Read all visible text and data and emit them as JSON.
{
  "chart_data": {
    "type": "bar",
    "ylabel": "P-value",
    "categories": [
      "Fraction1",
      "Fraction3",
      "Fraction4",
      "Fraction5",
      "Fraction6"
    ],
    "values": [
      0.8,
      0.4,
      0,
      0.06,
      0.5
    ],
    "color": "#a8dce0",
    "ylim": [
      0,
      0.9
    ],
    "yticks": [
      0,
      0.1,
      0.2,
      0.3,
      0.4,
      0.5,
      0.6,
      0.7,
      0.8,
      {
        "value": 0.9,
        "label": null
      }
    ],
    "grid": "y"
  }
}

--- Exercise details ---
Repeat every line of the records above exactly.

--- Written answer ---
Read all visible text and data and emit them as JSON.
{
  "chart_data": {
    "type": "bar",
    "ylabel": "P-value",
    "categories": [
      "Fraction1",
      "Fraction3",
      "Fraction4",
      "Fraction5",
      "Fraction6"
    ],
    "values": [
      0.8,
      0.4,
      0,
      0.06,
      0.5
    ],
    "color": "#a8dce0",
    "ylim": [
      0,
      0.9
    ],
    "yticks": [
      0,
      0.1,
      0.2,
      0.3,
      0.4,
      0.5,
      0.6,
      0.7,
      0.8,
      {
        "value": 0.9,
        "label": null
      }
    ],
    "grid": "y"
  }
}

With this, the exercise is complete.